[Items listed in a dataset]
<<<<
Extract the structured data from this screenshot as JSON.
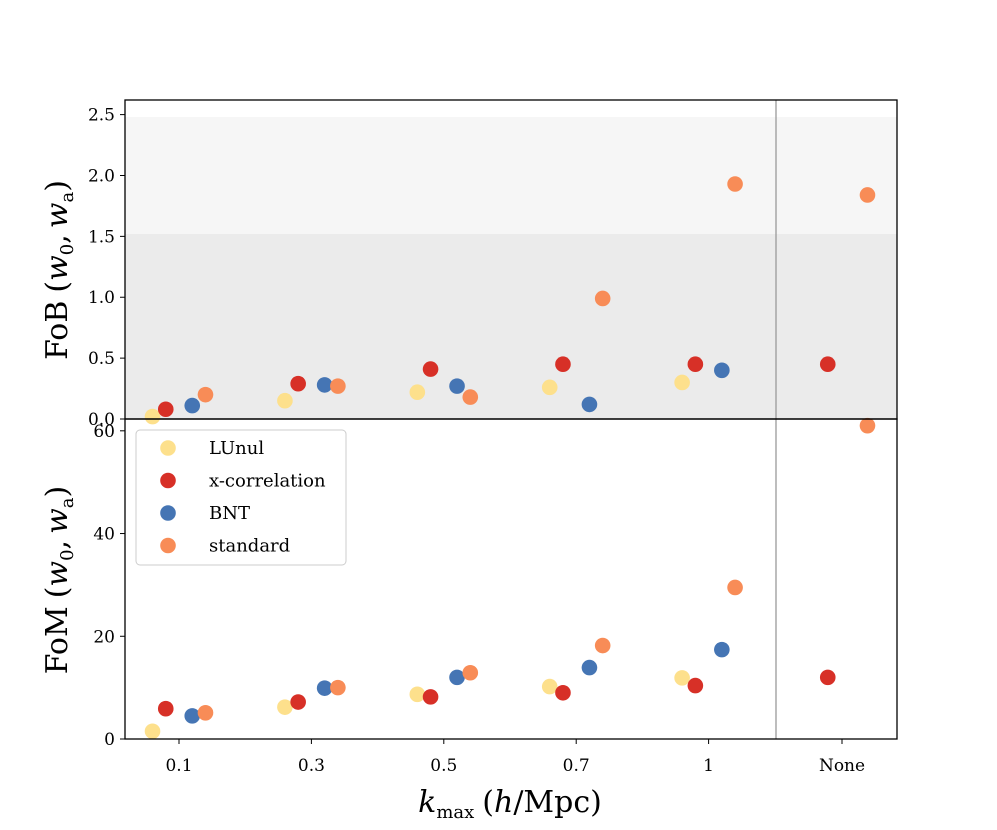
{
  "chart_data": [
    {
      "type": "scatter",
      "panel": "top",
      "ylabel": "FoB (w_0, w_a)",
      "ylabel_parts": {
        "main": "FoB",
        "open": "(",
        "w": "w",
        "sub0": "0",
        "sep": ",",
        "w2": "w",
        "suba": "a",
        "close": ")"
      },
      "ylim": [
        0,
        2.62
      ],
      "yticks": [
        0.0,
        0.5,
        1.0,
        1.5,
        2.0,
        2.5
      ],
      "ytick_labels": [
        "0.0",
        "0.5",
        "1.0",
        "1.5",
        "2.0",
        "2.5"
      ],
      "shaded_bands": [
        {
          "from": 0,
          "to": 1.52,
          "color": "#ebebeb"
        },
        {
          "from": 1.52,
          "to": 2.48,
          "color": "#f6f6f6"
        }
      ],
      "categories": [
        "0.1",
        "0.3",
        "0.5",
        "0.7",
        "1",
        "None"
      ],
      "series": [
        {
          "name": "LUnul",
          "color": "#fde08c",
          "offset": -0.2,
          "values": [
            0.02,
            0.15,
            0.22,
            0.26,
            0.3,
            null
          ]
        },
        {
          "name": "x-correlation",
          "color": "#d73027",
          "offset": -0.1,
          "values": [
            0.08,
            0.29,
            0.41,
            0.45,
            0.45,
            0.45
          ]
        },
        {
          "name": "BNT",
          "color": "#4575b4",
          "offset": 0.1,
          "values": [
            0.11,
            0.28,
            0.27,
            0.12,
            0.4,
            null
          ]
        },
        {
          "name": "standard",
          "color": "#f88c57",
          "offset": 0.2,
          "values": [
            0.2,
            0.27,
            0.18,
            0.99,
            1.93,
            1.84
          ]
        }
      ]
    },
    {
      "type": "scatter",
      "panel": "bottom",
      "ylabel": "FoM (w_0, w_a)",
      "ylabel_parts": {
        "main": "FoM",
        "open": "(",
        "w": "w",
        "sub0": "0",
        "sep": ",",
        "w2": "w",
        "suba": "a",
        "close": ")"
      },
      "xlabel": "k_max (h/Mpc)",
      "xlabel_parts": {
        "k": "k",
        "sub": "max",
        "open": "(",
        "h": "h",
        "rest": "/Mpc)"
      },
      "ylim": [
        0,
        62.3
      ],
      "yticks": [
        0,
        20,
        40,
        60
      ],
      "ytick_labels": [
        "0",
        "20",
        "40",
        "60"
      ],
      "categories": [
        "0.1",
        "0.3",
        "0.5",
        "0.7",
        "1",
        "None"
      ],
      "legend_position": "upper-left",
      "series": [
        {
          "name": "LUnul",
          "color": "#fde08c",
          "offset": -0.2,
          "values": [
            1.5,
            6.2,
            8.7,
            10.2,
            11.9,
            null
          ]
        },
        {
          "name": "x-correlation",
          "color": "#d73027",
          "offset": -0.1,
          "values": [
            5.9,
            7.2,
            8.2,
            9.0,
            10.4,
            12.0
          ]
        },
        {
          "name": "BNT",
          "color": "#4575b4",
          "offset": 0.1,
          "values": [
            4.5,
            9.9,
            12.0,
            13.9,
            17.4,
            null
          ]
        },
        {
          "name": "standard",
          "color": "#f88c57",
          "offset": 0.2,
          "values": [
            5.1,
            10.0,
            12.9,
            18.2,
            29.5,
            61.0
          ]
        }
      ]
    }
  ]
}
>>>>
_OBJECTIVE_: Would you return the data exactly as written, without the pictures?

_REPLY TO THE EXERCISE_:
Extract the structured data from this screenshot as JSON.
{
  "chart_data": [
    {
      "type": "scatter",
      "panel": "top",
      "ylabel": "FoB (w_0, w_a)",
      "ylabel_parts": {
        "main": "FoB",
        "open": "(",
        "w": "w",
        "sub0": "0",
        "sep": ",",
        "w2": "w",
        "suba": "a",
        "close": ")"
      },
      "ylim": [
        0,
        2.62
      ],
      "yticks": [
        0.0,
        0.5,
        1.0,
        1.5,
        2.0,
        2.5
      ],
      "ytick_labels": [
        "0.0",
        "0.5",
        "1.0",
        "1.5",
        "2.0",
        "2.5"
      ],
      "shaded_bands": [
        {
          "from": 0,
          "to": 1.52,
          "color": "#ebebeb"
        },
        {
          "from": 1.52,
          "to": 2.48,
          "color": "#f6f6f6"
        }
      ],
      "categories": [
        "0.1",
        "0.3",
        "0.5",
        "0.7",
        "1",
        "None"
      ],
      "series": [
        {
          "name": "LUnul",
          "color": "#fde08c",
          "offset": -0.2,
          "values": [
            0.02,
            0.15,
            0.22,
            0.26,
            0.3,
            null
          ]
        },
        {
          "name": "x-correlation",
          "color": "#d73027",
          "offset": -0.1,
          "values": [
            0.08,
            0.29,
            0.41,
            0.45,
            0.45,
            0.45
          ]
        },
        {
          "name": "BNT",
          "color": "#4575b4",
          "offset": 0.1,
          "values": [
            0.11,
            0.28,
            0.27,
            0.12,
            0.4,
            null
          ]
        },
        {
          "name": "standard",
          "color": "#f88c57",
          "offset": 0.2,
          "values": [
            0.2,
            0.27,
            0.18,
            0.99,
            1.93,
            1.84
          ]
        }
      ]
    },
    {
      "type": "scatter",
      "panel": "bottom",
      "ylabel": "FoM (w_0, w_a)",
      "ylabel_parts": {
        "main": "FoM",
        "open": "(",
        "w": "w",
        "sub0": "0",
        "sep": ",",
        "w2": "w",
        "suba": "a",
        "close": ")"
      },
      "xlabel": "k_max (h/Mpc)",
      "xlabel_parts": {
        "k": "k",
        "sub": "max",
        "open": "(",
        "h": "h",
        "rest": "/Mpc)"
      },
      "ylim": [
        0,
        62.3
      ],
      "yticks": [
        0,
        20,
        40,
        60
      ],
      "ytick_labels": [
        "0",
        "20",
        "40",
        "60"
      ],
      "categories": [
        "0.1",
        "0.3",
        "0.5",
        "0.7",
        "1",
        "None"
      ],
      "legend_position": "upper-left",
      "series": [
        {
          "name": "LUnul",
          "color": "#fde08c",
          "offset": -0.2,
          "values": [
            1.5,
            6.2,
            8.7,
            10.2,
            11.9,
            null
          ]
        },
        {
          "name": "x-correlation",
          "color": "#d73027",
          "offset": -0.1,
          "values": [
            5.9,
            7.2,
            8.2,
            9.0,
            10.4,
            12.0
          ]
        },
        {
          "name": "BNT",
          "color": "#4575b4",
          "offset": 0.1,
          "values": [
            4.5,
            9.9,
            12.0,
            13.9,
            17.4,
            null
          ]
        },
        {
          "name": "standard",
          "color": "#f88c57",
          "offset": 0.2,
          "values": [
            5.1,
            10.0,
            12.9,
            18.2,
            29.5,
            61.0
          ]
        }
      ]
    }
  ]
}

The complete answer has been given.